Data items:
—————

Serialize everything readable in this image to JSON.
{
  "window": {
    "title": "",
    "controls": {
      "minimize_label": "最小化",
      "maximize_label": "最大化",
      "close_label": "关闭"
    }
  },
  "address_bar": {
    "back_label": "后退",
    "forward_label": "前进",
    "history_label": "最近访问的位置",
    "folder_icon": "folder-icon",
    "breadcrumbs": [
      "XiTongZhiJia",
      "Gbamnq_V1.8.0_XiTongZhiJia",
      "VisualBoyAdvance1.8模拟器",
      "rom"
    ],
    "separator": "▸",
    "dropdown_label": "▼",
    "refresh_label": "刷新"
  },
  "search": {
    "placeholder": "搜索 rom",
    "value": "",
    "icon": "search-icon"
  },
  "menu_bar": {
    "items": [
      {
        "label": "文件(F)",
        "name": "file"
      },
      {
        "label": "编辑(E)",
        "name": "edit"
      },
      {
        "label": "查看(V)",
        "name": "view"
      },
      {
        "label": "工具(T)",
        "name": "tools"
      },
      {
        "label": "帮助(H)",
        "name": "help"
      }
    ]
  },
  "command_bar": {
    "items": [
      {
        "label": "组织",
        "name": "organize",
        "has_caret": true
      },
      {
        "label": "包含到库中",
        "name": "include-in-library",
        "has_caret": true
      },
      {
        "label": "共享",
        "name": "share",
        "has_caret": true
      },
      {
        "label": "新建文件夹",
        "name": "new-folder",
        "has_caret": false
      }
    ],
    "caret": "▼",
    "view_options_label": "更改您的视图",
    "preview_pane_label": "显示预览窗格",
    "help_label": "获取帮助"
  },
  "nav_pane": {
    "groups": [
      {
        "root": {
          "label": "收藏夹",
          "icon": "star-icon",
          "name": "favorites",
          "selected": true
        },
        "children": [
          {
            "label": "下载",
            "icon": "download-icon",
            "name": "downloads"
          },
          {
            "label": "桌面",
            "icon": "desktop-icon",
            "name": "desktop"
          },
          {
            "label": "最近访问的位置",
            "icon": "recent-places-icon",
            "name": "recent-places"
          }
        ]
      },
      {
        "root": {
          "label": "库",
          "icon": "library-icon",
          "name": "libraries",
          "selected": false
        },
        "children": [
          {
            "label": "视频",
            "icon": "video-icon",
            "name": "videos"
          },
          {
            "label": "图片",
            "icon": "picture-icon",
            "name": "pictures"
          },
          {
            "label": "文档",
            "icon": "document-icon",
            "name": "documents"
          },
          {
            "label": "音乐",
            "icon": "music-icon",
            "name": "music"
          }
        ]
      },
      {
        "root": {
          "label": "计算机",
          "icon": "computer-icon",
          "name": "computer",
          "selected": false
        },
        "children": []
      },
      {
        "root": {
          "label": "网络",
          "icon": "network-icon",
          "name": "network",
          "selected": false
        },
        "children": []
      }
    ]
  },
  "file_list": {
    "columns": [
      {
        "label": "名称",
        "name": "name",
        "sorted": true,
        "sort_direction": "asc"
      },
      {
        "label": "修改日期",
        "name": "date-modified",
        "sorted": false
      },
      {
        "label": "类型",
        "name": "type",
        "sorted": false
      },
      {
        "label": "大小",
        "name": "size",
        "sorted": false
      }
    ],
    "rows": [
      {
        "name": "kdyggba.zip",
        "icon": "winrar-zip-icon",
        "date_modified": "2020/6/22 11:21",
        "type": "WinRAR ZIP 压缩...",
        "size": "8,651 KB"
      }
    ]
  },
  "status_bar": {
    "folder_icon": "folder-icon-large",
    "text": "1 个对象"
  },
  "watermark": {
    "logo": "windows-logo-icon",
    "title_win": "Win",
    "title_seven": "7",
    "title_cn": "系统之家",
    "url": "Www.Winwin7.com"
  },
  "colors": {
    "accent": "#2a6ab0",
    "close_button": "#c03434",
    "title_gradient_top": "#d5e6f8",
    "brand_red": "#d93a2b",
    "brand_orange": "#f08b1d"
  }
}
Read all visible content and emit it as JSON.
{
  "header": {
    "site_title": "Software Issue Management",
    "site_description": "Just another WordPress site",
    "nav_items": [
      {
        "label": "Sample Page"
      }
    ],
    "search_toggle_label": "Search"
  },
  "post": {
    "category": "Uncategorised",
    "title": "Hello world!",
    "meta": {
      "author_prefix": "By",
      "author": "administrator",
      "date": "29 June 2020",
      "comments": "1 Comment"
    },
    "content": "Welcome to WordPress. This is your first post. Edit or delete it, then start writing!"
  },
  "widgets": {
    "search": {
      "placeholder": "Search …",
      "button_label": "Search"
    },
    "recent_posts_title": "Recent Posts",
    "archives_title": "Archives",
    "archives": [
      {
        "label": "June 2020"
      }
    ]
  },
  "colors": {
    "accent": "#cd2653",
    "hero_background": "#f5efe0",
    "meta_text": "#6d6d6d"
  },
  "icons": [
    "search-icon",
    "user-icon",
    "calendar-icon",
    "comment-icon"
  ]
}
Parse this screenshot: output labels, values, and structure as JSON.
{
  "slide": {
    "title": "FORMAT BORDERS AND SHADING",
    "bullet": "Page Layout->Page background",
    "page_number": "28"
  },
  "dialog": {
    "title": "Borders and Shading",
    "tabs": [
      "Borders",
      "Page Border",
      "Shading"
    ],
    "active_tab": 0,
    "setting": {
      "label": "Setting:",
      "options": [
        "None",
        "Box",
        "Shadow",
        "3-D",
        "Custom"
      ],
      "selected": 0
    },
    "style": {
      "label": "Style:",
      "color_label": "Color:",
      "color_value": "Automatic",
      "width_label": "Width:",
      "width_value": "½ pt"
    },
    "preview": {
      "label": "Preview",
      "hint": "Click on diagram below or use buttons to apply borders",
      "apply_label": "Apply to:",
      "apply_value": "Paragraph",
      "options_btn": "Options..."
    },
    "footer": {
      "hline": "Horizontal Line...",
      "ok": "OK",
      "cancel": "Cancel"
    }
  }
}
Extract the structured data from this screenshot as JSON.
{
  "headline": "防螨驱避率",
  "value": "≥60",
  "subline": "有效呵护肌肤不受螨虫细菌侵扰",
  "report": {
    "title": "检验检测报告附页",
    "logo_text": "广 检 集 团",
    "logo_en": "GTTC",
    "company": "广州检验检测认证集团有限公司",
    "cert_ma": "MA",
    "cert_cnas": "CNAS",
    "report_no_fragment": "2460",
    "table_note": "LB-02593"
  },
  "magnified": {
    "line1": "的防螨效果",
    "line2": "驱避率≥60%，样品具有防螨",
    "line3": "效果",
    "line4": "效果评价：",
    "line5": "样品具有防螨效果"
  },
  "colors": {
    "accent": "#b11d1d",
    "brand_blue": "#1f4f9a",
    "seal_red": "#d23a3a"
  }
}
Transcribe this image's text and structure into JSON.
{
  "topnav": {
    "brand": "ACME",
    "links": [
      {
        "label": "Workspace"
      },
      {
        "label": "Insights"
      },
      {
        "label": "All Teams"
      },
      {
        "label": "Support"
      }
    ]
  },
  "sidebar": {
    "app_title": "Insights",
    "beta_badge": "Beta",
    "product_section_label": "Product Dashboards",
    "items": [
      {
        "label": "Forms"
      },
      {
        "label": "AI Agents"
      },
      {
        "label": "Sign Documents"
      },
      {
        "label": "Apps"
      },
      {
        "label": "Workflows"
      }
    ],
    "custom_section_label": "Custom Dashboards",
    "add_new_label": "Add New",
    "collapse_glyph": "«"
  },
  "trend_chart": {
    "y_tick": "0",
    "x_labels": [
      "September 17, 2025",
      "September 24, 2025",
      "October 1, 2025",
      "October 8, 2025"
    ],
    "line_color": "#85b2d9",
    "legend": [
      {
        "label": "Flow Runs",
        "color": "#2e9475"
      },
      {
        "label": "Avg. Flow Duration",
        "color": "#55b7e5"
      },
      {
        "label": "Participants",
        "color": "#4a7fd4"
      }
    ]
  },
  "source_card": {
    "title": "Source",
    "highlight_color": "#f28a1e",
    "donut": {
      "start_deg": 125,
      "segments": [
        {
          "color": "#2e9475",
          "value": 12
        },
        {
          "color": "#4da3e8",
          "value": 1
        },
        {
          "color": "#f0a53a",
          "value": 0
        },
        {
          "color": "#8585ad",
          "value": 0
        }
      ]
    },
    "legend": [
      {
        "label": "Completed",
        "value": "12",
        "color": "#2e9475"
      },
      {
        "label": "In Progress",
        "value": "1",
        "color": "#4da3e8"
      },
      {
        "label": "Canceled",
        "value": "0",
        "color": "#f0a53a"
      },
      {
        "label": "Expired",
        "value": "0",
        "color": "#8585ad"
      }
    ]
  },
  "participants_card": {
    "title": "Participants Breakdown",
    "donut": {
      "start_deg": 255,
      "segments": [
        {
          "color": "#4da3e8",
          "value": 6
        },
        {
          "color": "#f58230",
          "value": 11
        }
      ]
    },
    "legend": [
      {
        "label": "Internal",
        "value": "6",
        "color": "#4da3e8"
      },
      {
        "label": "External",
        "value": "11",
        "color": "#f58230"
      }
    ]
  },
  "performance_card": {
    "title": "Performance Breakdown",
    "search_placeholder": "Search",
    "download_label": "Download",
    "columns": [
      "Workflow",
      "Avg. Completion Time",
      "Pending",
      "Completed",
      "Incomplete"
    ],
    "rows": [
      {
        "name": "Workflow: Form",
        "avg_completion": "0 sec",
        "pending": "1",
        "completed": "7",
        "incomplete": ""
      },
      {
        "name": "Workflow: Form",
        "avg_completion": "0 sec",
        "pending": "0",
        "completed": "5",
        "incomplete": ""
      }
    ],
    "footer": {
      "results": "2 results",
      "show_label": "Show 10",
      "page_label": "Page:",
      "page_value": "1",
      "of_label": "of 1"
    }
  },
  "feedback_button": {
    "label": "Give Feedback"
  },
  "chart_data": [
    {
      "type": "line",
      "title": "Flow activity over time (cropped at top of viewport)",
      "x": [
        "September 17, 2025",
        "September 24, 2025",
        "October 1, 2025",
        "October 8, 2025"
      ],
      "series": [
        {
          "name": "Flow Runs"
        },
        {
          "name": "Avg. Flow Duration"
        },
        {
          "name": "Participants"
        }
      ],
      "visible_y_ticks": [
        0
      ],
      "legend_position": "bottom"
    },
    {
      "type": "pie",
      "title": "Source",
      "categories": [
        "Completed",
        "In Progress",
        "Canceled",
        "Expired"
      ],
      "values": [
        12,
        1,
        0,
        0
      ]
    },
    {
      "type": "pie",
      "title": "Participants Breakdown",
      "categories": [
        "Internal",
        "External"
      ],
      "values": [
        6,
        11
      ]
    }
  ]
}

—————

**Exercise objective**
Find all lines with "October" in them and copy each one.

**Answer to this problem**
      "October 1, 2025",
      "October 8, 2025"
        "October 1, 2025",
        "October 8, 2025"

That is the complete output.